▶ **TASK TO CARRY OUT**
In one to three sentences, explain why the text on Class IV antiarrhythmics says skeletal muscle is largely insensitive to calcium channel blockers like diltiazem at therapeutic doses.

▶ **TEXT EXCERPT**

Class IV antiarrhythmics (calcium channel blockers) US Medical PG Question 10: A 65-year-old male with a history of hypertension presents to his primary care physician complaining of multiple episodes of chest pain, palpitations, and syncope. Episodes have occurred twice daily for the last week, and he is asymptomatic between episodes. Electrocardiogram reveals a narrow-complex supraventricular tachycardia. He is treated with diltiazem. In addition to its effects on cardiac myocytes, on which of the following channels and tissues would diltiazem also block depolarization?
- A. L-type Ca channels in skeletal muscle
- B. T-type Ca channels in bone
- C. P-type Ca channels in Purkinje fibers
- D. N-type Ca channels in the peripheral nervous system
- E. L-type Ca channels in smooth muscle (Correct Answer)
Class IV antiarrhythmics (calcium channel blockers) Explanation: ***L-type Ca channels in smooth muscle***
- **Diltiazem** is a **calcium channel blocker** that acts on **L-type calcium channels**, which are extensively found in both cardiac muscle and vascular **smooth muscle**.
- By blocking these channels in smooth muscle, diltiazem induces **vasodilation**, contributing to its use in hypertension, as seen in the patient's history.
*L-type Ca channels in skeletal muscle*
- While skeletal muscle does contain L-type calcium channels (also known as dihydropyridine receptors), their primary role is in **excitation-contraction coupling**, acting as voltage sensors rather than directly regulating calcium influx for contraction.
- **Skeletal muscle contraction** is primarily triggered by calcium release from the sarcoplasmic reticulum, not direct calcium influx through L-type channels, making them largely **insensitive to calcium channel blockers** like diltiazem at therapeutic doses.
*T-type Ca channels in bone*
- **T-type calcium channels** are found in various tissues, including neurons and cardiac pacemaker cells, but they are generally **not the primary target of diltiazem**, which preferentially binds to L-type channels.

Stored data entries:
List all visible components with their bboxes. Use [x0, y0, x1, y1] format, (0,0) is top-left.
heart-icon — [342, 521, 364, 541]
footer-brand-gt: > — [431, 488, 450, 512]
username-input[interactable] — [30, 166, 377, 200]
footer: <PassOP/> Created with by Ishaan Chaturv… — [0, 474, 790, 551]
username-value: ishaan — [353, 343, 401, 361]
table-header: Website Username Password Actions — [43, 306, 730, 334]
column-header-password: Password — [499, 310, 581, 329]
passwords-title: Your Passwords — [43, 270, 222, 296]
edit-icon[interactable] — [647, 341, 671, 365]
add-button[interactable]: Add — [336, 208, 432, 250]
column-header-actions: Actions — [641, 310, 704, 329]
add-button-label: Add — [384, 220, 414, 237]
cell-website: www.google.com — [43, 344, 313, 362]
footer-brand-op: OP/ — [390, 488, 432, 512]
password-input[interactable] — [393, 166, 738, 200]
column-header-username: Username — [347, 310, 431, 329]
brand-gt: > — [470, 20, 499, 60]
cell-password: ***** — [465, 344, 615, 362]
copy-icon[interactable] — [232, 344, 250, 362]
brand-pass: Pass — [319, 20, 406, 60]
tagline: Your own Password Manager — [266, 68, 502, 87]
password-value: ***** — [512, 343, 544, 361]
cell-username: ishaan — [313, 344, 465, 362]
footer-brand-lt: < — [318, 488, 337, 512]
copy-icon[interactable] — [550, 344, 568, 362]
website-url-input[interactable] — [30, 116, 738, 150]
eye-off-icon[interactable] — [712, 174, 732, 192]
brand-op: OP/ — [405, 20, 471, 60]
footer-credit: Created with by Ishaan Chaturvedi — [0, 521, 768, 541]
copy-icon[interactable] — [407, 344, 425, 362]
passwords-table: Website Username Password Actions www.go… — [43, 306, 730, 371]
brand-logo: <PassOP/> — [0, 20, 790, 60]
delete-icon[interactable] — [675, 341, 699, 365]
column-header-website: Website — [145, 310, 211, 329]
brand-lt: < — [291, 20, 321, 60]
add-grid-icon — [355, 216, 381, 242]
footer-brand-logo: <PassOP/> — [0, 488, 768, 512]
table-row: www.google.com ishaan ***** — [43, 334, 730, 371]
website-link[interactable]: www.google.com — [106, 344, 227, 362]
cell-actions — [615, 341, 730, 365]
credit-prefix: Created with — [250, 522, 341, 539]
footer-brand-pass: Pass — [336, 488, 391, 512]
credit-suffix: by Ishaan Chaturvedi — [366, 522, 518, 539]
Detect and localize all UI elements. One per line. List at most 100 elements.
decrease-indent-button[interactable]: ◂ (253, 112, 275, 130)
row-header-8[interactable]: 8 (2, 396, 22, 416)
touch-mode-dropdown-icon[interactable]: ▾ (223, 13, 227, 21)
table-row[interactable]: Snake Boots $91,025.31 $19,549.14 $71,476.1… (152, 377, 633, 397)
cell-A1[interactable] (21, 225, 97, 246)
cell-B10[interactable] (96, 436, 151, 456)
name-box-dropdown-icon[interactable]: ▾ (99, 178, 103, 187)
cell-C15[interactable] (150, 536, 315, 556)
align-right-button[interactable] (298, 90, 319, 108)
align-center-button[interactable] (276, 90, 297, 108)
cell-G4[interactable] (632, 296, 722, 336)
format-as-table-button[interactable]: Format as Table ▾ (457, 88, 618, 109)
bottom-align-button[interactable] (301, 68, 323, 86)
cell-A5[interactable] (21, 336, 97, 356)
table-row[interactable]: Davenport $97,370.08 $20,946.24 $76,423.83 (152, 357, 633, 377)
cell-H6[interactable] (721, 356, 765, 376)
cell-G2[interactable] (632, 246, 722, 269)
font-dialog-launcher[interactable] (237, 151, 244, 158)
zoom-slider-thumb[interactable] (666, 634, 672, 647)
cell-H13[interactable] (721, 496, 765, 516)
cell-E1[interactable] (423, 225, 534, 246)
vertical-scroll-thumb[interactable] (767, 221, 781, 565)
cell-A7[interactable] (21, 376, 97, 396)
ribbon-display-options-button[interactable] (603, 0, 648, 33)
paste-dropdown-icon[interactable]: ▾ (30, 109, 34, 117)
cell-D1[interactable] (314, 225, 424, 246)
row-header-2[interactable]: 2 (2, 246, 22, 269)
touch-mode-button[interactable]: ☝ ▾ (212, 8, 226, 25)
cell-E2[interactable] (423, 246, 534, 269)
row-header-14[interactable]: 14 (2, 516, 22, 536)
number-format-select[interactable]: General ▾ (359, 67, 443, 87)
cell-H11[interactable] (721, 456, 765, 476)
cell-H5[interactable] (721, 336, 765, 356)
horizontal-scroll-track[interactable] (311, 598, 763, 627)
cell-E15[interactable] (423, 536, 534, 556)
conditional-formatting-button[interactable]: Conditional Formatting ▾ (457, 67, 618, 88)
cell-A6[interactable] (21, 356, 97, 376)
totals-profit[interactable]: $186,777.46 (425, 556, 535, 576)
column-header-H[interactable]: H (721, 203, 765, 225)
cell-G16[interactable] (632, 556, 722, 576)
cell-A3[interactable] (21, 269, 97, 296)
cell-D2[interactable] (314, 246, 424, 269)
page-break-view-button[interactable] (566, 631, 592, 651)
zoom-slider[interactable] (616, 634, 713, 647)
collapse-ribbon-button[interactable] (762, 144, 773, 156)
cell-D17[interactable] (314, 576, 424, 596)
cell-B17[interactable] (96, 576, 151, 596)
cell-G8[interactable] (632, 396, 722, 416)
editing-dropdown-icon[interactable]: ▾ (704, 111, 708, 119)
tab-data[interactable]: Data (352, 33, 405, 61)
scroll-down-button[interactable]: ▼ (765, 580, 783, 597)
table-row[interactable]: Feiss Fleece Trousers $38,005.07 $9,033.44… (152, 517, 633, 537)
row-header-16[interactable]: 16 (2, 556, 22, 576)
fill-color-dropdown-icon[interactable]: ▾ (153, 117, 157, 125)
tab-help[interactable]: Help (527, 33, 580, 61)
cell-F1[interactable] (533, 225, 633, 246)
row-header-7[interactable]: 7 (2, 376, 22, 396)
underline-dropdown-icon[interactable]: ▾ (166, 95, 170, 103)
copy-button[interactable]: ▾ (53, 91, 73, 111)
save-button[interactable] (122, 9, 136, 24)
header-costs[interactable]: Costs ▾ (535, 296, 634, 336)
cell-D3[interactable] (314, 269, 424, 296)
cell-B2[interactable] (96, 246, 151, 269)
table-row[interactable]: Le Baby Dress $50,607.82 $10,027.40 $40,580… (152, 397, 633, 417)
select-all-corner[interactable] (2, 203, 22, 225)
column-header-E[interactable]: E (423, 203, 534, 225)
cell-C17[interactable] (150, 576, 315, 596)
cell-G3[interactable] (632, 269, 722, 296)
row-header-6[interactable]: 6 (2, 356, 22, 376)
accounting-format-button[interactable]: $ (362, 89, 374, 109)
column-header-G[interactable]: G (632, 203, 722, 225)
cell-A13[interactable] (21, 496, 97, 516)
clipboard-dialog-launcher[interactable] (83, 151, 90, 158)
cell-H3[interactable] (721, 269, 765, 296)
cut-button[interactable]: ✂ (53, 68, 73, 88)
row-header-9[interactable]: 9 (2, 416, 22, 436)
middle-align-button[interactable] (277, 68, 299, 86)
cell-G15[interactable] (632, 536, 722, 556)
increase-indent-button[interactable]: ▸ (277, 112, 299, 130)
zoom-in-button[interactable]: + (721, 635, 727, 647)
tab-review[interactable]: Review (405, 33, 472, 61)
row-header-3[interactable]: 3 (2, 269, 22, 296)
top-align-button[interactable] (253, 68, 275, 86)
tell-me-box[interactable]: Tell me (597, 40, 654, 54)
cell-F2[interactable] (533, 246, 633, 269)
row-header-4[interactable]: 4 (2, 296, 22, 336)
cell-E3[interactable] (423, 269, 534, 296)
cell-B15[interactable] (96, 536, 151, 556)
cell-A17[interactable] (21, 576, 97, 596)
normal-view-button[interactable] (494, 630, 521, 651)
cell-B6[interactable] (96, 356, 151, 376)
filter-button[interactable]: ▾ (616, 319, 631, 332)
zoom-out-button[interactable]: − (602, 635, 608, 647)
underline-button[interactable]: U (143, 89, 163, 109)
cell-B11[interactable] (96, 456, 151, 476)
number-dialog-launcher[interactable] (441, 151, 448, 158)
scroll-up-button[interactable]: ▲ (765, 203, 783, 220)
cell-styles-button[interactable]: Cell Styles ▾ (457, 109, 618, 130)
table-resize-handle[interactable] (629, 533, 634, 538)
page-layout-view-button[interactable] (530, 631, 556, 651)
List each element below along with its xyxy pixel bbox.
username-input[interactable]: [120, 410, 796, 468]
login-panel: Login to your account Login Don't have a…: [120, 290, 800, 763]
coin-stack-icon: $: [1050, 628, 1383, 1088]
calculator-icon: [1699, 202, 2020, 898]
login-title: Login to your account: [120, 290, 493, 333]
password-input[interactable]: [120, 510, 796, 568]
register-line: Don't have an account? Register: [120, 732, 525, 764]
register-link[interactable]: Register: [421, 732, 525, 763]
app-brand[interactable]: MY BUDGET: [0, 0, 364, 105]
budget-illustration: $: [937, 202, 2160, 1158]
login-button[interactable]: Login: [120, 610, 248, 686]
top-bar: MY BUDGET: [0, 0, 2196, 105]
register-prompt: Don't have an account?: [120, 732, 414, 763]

▶ **ANSWER TO THIS EXERCISE**
In skeletal muscle, L-type calcium channels act mainly as voltage sensors in excitation-contraction coupling rather than directly regulating calcium influx for contraction. Contraction is triggered chiefly by calcium released from the sarcoplasmic reticulum, not by calcium entering through L-type channels. As a result, blocking these channels with diltiazem at therapeutic doses has little effect on skeletal muscle.